*WORK TO BE COMPLETED:*
The entries below should be given again exactly, minus their pictures.

····················

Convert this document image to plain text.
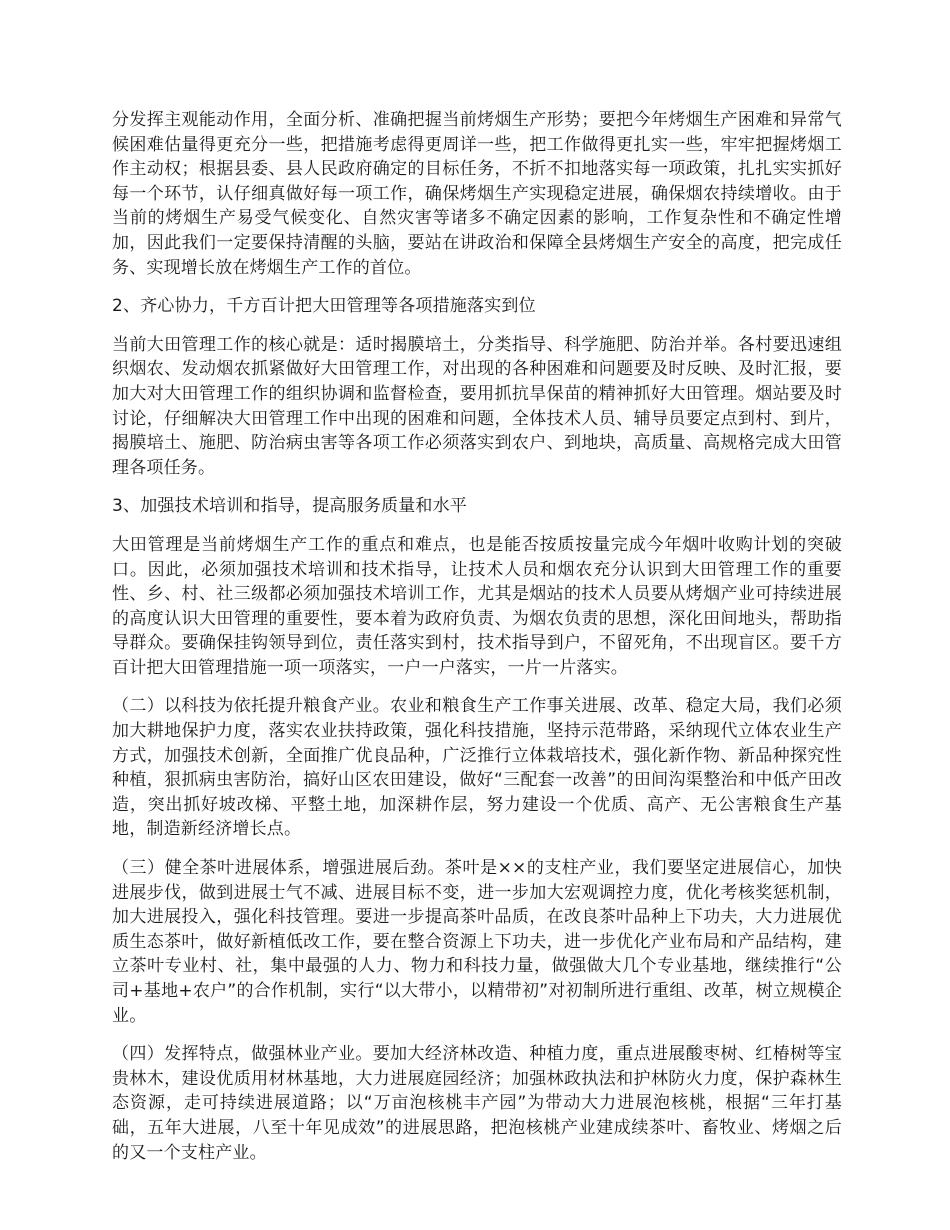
分发挥主观能动作用，全面分析、准确把握当前烤烟生产形势；要把今年烤烟生产困难和异常气候困难估量得更充分一些，把措施考虑得更周详一些，把工作做得更扎实一些，牢牢把握烤烟工作主动权；根据县委、县人民政府确定的目标任务，不折不扣地落实每一项政策，扎扎实实抓好每一个环节，认仔细真做好每一项工作，确保烤烟生产实现稳定进展，确保烟农持续增收。由于当前的烤烟生产易受气候变化、自然灾害等诸多不确定因素的影响，工作复杂性和不确定性增加，因此我们一定要保持清醒的头脑，要站在讲政治和保障全县烤烟生产安全的高度，把完成任务、实现增长放在烤烟生产工作的首位。

2、齐心协力，千方百计把大田管理等各项措施落实到位

当前大田管理工作的核心就是：适时揭膜培土，分类指导、科学施肥、防治并举。各村要迅速组织烟农、发动烟农抓紧做好大田管理工作，对出现的各种困难和问题要及时反映、及时汇报，要加大对大田管理工作的组织协调和监督检查，要用抓抗旱保苗的精神抓好大田管理。烟站要及时讨论，仔细解决大田管理工作中出现的困难和问题，全体技术人员、辅导员要定点到村、到片，揭膜培土、施肥、防治病虫害等各项工作必须落实到农户、到地块，高质量、高规格完成大田管理各项任务。

3、加强技术培训和指导，提高服务质量和水平

大田管理是当前烤烟生产工作的重点和难点，也是能否按质按量完成今年烟叶收购计划的突破口。因此，必须加强技术培训和技术指导，让技术人员和烟农充分认识到大田管理工作的重要性、乡、村、社三级都必须加强技术培训工作，尤其是烟站的技术人员要从烤烟产业可持续进展的高度认识大田管理的重要性，要本着为政府负责、为烟农负责的思想，深化田间地头，帮助指导群众。要确保挂钩领导到位，责任落实到村，技术指导到户，不留死角，不出现盲区。要千方百计把大田管理措施一项一项落实，一户一户落实，一片一片落实。

（二）以科技为依托提升粮食产业。农业和粮食生产工作事关进展、改革、稳定大局，我们必须加大耕地保护力度，落实农业扶持政策，强化科技措施，坚持示范带路，采纳现代立体农业生产方式，加强技术创新，全面推广优良品种，广泛推行立体栽培技术，强化新作物、新品种探究性种植，狠抓病虫害防治，搞好山区农田建设，做好“三配套一改善”的田间沟渠整治和中低产田改造，突出抓好坡改梯、平整土地，加深耕作层，努力建设一个优质、高产、无公害粮食生产基地，制造新经济增长点。

（三）健全茶叶进展体系，增强进展后劲。茶叶是××的支柱产业，我们要坚定进展信心，加快进展步伐，做到进展士气不减、进展目标不变，进一步加大宏观调控力度，优化考核奖惩机制，加大进展投入，强化科技管理。要进一步提高茶叶品质，在改良茶叶品种上下功夫，大力进展优质生态茶叶，做好新植低改工作，要在整合资源上下功夫，进一步优化产业布局和产品结构，建立茶叶专业村、社，集中最强的人力、物力和科技力量，做强做大几个专业基地，继续推行“公司+基地+农户”的合作机制，实行“以大带小，以精带初”对初制所进行重组、改革，树立规模企业。

（四）发挥特点，做强林业产业。要加大经济林改造、种植力度，重点进展酸枣树、红椿树等宝贵林木，建设优质用材林基地，大力进展庭园经济；加强林政执法和护林防火力度，保护森林生态资源，走可持续进展道路；以“万亩泡核桃丰产园”为带动大力进展泡核桃，根据“三年打基础，五年大进展，八至十年见成效”的进展思路，把泡核桃产业建成续茶叶、畜牧业、烤烟之后的又一个支柱产业。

····················

*FINISHED ANSWER:*
Convert this document image to plain text.
分发挥主观能动作用，全面分析、准确把握当前烤烟生产形势；要把今年烤烟生产困难和异常气候困难估量得更充分一些，把措施考虑得更周详一些，把工作做得更扎实一些，牢牢把握烤烟工作主动权；根据县委、县人民政府确定的目标任务，不折不扣地落实每一项政策，扎扎实实抓好每一个环节，认仔细真做好每一项工作，确保烤烟生产实现稳定进展，确保烟农持续增收。由于当前的烤烟生产易受气候变化、自然灾害等诸多不确定因素的影响，工作复杂性和不确定性增加，因此我们一定要保持清醒的头脑，要站在讲政治和保障全县烤烟生产安全的高度，把完成任务、实现增长放在烤烟生产工作的首位。

2、齐心协力，千方百计把大田管理等各项措施落实到位

当前大田管理工作的核心就是：适时揭膜培土，分类指导、科学施肥、防治并举。各村要迅速组织烟农、发动烟农抓紧做好大田管理工作，对出现的各种困难和问题要及时反映、及时汇报，要加大对大田管理工作的组织协调和监督检查，要用抓抗旱保苗的精神抓好大田管理。烟站要及时讨论，仔细解决大田管理工作中出现的困难和问题，全体技术人员、辅导员要定点到村、到片，揭膜培土、施肥、防治病虫害等各项工作必须落实到农户、到地块，高质量、高规格完成大田管理各项任务。

3、加强技术培训和指导，提高服务质量和水平

大田管理是当前烤烟生产工作的重点和难点，也是能否按质按量完成今年烟叶收购计划的突破口。因此，必须加强技术培训和技术指导，让技术人员和烟农充分认识到大田管理工作的重要性、乡、村、社三级都必须加强技术培训工作，尤其是烟站的技术人员要从烤烟产业可持续进展的高度认识大田管理的重要性，要本着为政府负责、为烟农负责的思想，深化田间地头，帮助指导群众。要确保挂钩领导到位，责任落实到村，技术指导到户，不留死角，不出现盲区。要千方百计把大田管理措施一项一项落实，一户一户落实，一片一片落实。

（二）以科技为依托提升粮食产业。农业和粮食生产工作事关进展、改革、稳定大局，我们必须加大耕地保护力度，落实农业扶持政策，强化科技措施，坚持示范带路，采纳现代立体农业生产方式，加强技术创新，全面推广优良品种，广泛推行立体栽培技术，强化新作物、新品种探究性种植，狠抓病虫害防治，搞好山区农田建设，做好“三配套一改善”的田间沟渠整治和中低产田改造，突出抓好坡改梯、平整土地，加深耕作层，努力建设一个优质、高产、无公害粮食生产基地，制造新经济增长点。

（三）健全茶叶进展体系，增强进展后劲。茶叶是××的支柱产业，我们要坚定进展信心，加快进展步伐，做到进展士气不减、进展目标不变，进一步加大宏观调控力度，优化考核奖惩机制，加大进展投入，强化科技管理。要进一步提高茶叶品质，在改良茶叶品种上下功夫，大力进展优质生态茶叶，做好新植低改工作，要在整合资源上下功夫，进一步优化产业布局和产品结构，建立茶叶专业村、社，集中最强的人力、物力和科技力量，做强做大几个专业基地，继续推行“公司+基地+农户”的合作机制，实行“以大带小，以精带初”对初制所进行重组、改革，树立规模企业。

（四）发挥特点，做强林业产业。要加大经济林改造、种植力度，重点进展酸枣树、红椿树等宝贵林木，建设优质用材林基地，大力进展庭园经济；加强林政执法和护林防火力度，保护森林生态资源，走可持续进展道路；以“万亩泡核桃丰产园”为带动大力进展泡核桃，根据“三年打基础，五年大进展，八至十年见成效”的进展思路，把泡核桃产业建成续茶叶、畜牧业、烤烟之后的又一个支柱产业。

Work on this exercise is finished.